▸ **YOUR OBJECTIVE**:
All lines holding the string "that" are to be shown.

▸ **PROVIDED INFORMATION**:
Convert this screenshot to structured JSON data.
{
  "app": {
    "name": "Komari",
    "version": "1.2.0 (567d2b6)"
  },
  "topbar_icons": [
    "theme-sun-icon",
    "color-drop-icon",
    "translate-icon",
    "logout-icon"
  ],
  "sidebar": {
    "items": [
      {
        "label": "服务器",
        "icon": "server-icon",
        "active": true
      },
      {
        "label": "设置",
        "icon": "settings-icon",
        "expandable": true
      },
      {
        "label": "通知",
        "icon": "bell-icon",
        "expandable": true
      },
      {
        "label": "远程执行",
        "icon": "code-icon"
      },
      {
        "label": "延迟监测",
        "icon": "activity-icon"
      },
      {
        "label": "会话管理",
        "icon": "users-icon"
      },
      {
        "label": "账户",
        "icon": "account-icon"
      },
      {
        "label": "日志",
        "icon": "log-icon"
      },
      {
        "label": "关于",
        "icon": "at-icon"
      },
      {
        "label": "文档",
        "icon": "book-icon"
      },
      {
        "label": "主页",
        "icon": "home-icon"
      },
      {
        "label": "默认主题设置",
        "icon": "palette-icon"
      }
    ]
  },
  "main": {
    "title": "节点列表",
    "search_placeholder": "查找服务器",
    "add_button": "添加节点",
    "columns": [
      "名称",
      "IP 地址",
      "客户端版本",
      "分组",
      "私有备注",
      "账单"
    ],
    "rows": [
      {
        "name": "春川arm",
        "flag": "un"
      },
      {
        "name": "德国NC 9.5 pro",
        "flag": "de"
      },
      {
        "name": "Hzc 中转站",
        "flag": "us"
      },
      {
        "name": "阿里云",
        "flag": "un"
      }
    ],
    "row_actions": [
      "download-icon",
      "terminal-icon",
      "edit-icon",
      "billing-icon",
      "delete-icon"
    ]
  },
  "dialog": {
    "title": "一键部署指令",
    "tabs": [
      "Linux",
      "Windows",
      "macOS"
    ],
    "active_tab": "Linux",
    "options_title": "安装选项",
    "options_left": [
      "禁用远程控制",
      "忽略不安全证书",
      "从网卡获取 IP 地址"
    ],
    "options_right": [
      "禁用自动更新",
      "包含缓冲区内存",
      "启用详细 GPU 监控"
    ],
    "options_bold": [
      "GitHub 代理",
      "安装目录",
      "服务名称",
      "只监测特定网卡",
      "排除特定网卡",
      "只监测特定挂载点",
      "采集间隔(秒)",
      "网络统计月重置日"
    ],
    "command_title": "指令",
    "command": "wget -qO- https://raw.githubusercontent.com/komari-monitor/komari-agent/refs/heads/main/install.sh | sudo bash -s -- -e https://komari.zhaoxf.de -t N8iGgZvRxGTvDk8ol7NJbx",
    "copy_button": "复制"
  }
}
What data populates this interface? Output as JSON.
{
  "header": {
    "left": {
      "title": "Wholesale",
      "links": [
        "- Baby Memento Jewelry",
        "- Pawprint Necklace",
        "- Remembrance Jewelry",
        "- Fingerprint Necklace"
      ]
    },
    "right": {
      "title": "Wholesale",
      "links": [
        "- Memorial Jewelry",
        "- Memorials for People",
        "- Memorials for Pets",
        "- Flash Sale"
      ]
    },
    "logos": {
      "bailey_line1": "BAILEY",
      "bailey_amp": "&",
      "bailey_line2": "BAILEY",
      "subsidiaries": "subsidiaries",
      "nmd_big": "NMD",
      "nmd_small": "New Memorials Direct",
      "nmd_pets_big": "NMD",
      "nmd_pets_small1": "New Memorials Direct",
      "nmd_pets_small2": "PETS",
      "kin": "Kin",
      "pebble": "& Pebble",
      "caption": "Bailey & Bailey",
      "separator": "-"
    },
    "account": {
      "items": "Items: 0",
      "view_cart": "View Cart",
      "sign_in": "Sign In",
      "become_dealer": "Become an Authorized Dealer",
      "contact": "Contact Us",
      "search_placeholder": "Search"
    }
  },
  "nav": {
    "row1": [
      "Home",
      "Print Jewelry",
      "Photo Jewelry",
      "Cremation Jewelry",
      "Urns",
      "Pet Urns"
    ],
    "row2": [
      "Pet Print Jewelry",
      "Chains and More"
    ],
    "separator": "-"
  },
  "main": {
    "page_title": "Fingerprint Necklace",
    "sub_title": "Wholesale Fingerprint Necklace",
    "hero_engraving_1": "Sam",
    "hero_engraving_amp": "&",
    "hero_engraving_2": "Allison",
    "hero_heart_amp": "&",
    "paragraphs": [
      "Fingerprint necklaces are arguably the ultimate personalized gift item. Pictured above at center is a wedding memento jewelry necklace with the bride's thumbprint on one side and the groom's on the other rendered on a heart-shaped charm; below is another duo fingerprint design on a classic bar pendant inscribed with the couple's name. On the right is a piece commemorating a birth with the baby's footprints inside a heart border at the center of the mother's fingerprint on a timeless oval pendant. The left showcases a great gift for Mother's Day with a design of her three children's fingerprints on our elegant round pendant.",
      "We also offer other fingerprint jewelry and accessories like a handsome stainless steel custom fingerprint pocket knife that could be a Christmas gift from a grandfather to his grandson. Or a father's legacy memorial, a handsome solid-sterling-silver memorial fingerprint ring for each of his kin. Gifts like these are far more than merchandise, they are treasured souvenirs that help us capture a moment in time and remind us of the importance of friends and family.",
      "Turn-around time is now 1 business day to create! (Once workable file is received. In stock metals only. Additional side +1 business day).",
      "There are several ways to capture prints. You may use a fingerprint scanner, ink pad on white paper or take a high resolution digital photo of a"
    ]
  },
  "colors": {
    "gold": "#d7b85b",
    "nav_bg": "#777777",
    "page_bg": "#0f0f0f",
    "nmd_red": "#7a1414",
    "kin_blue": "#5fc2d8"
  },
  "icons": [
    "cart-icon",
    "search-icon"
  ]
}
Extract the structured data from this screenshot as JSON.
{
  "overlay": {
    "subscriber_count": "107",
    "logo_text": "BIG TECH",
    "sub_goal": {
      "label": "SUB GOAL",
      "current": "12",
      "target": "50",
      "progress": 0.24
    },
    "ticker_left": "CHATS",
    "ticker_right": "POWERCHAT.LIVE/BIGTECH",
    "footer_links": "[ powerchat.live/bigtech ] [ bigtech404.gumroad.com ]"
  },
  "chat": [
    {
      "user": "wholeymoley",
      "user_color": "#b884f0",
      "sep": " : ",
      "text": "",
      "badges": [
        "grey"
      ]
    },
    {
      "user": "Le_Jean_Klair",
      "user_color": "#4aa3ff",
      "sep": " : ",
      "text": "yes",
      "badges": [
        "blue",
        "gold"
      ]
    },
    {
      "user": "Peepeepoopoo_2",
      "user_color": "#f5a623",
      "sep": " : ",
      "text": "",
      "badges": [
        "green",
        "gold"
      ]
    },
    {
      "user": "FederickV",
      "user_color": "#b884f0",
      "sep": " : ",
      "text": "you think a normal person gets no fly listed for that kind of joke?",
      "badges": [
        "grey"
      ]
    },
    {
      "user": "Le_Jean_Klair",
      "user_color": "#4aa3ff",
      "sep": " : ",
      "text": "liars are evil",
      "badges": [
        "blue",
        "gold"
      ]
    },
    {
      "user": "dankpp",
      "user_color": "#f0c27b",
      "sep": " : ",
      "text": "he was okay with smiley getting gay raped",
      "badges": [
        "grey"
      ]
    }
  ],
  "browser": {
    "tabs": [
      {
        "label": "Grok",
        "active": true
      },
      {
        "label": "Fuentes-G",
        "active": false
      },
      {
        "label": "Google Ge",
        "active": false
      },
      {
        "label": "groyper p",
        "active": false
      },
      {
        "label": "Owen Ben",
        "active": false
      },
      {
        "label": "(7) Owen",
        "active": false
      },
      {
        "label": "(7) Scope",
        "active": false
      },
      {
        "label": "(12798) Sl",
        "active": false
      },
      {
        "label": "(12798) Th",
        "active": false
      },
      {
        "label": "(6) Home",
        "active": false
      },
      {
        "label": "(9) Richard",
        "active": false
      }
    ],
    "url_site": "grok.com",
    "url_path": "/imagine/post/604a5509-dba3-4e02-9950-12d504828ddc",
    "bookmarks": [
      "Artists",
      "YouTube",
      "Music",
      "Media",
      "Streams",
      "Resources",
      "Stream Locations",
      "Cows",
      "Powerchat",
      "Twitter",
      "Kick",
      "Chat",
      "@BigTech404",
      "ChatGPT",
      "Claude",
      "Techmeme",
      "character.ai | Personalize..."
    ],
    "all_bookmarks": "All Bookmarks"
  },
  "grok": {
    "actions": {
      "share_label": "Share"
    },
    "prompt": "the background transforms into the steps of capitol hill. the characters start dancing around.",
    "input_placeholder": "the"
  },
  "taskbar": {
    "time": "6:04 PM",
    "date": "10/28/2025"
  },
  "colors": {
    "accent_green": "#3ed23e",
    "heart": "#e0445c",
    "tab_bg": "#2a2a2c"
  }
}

▸ **EXERCISE OUTPUT**:
      "We also offer other fingerprint jewelry and accessories like a handsome stainless steel custom fingerprint pocket knife that could be a Christmas gift from a grandfather to his grandson. Or a father's legacy memorial, a handsome solid-sterling-silver memorial fingerprint ring for each of his kin. Gifts like these are far more than merchandise, they are treasured souvenirs that help us capture a moment in time and remind us of the importance of friends and family.",
      "text": "you think a normal person gets no fly listed for that kind of joke?",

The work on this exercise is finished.